Dataset rows:
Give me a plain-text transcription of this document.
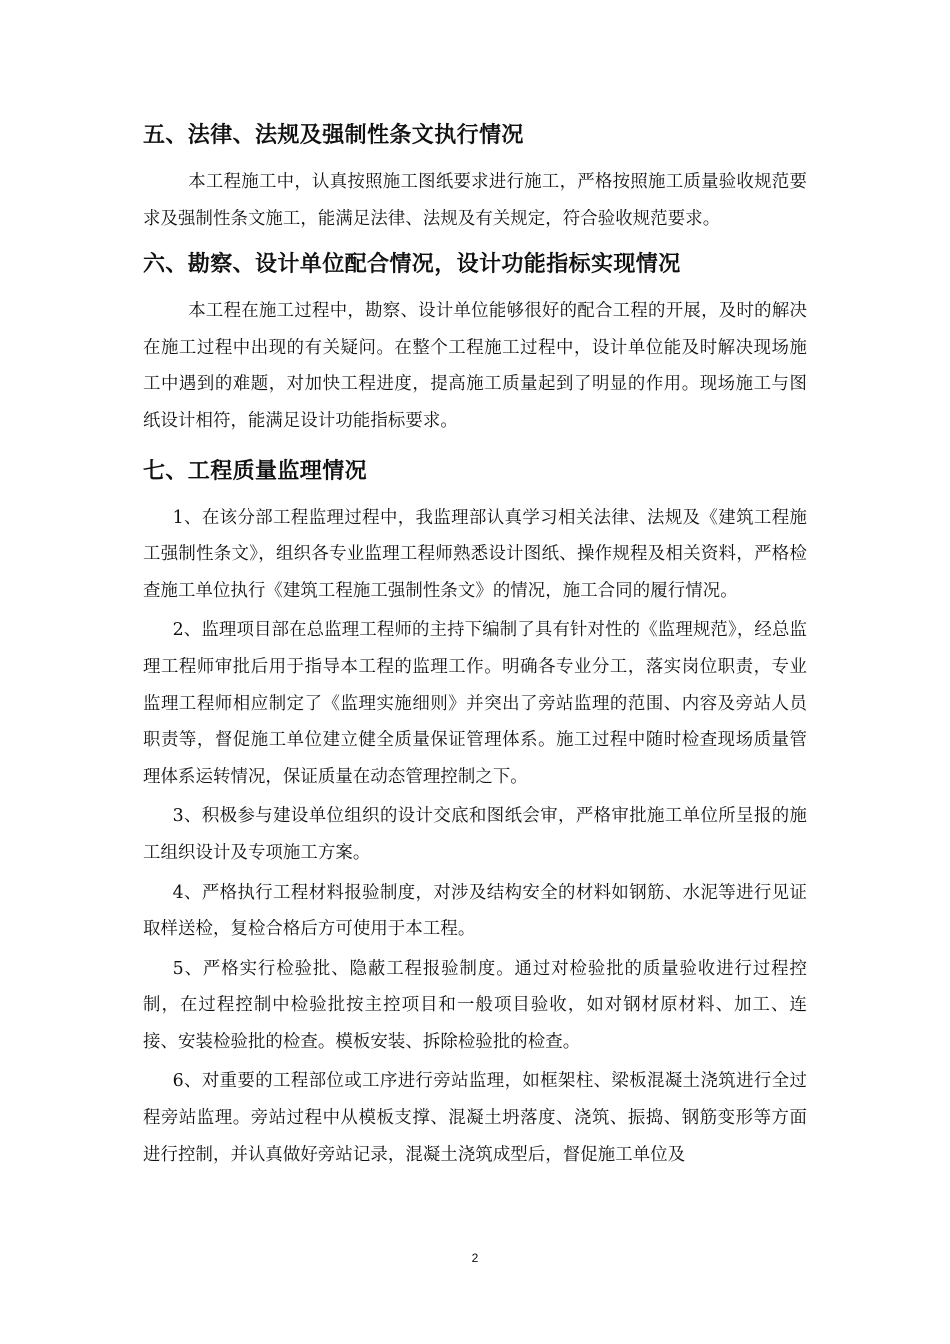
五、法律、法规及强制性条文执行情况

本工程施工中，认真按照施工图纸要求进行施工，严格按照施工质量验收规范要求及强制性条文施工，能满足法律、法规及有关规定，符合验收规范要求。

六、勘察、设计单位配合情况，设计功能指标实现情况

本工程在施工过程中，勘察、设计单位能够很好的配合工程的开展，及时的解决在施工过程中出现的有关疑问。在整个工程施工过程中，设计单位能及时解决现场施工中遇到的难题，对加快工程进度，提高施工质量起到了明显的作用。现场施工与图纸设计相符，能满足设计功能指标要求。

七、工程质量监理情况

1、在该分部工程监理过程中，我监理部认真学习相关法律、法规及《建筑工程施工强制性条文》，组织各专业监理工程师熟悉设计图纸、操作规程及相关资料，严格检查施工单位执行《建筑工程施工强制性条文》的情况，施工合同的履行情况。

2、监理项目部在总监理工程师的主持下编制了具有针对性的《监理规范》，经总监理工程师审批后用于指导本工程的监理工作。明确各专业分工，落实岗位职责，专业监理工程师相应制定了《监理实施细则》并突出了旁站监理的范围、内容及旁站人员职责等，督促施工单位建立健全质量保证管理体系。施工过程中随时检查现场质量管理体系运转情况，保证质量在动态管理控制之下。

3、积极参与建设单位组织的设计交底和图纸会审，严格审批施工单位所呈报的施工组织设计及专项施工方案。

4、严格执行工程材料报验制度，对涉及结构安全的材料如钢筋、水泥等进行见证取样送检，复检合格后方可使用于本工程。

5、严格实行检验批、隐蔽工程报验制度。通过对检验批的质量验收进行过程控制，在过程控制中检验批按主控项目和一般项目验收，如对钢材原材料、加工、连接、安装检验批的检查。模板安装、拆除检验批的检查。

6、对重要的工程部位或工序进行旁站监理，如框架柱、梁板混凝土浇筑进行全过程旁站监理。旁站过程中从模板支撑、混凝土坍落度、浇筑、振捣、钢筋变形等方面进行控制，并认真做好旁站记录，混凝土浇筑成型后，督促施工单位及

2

Written instruction: Exclude the pictures and repeat every other part of the records word for word.

Correct response:
Give me a plain-text transcription of this document.
五、法律、法规及强制性条文执行情况

本工程施工中，认真按照施工图纸要求进行施工，严格按照施工质量验收规范要求及强制性条文施工，能满足法律、法规及有关规定，符合验收规范要求。

六、勘察、设计单位配合情况，设计功能指标实现情况

本工程在施工过程中，勘察、设计单位能够很好的配合工程的开展，及时的解决在施工过程中出现的有关疑问。在整个工程施工过程中，设计单位能及时解决现场施工中遇到的难题，对加快工程进度，提高施工质量起到了明显的作用。现场施工与图纸设计相符，能满足设计功能指标要求。

七、工程质量监理情况

1、在该分部工程监理过程中，我监理部认真学习相关法律、法规及《建筑工程施工强制性条文》，组织各专业监理工程师熟悉设计图纸、操作规程及相关资料，严格检查施工单位执行《建筑工程施工强制性条文》的情况，施工合同的履行情况。

2、监理项目部在总监理工程师的主持下编制了具有针对性的《监理规范》，经总监理工程师审批后用于指导本工程的监理工作。明确各专业分工，落实岗位职责，专业监理工程师相应制定了《监理实施细则》并突出了旁站监理的范围、内容及旁站人员职责等，督促施工单位建立健全质量保证管理体系。施工过程中随时检查现场质量管理体系运转情况，保证质量在动态管理控制之下。

3、积极参与建设单位组织的设计交底和图纸会审，严格审批施工单位所呈报的施工组织设计及专项施工方案。

4、严格执行工程材料报验制度，对涉及结构安全的材料如钢筋、水泥等进行见证取样送检，复检合格后方可使用于本工程。

5、严格实行检验批、隐蔽工程报验制度。通过对检验批的质量验收进行过程控制，在过程控制中检验批按主控项目和一般项目验收，如对钢材原材料、加工、连接、安装检验批的检查。模板安装、拆除检验批的检查。

6、对重要的工程部位或工序进行旁站监理，如框架柱、梁板混凝土浇筑进行全过程旁站监理。旁站过程中从模板支撑、混凝土坍落度、浇筑、振捣、钢筋变形等方面进行控制，并认真做好旁站记录，混凝土浇筑成型后，督促施工单位及

2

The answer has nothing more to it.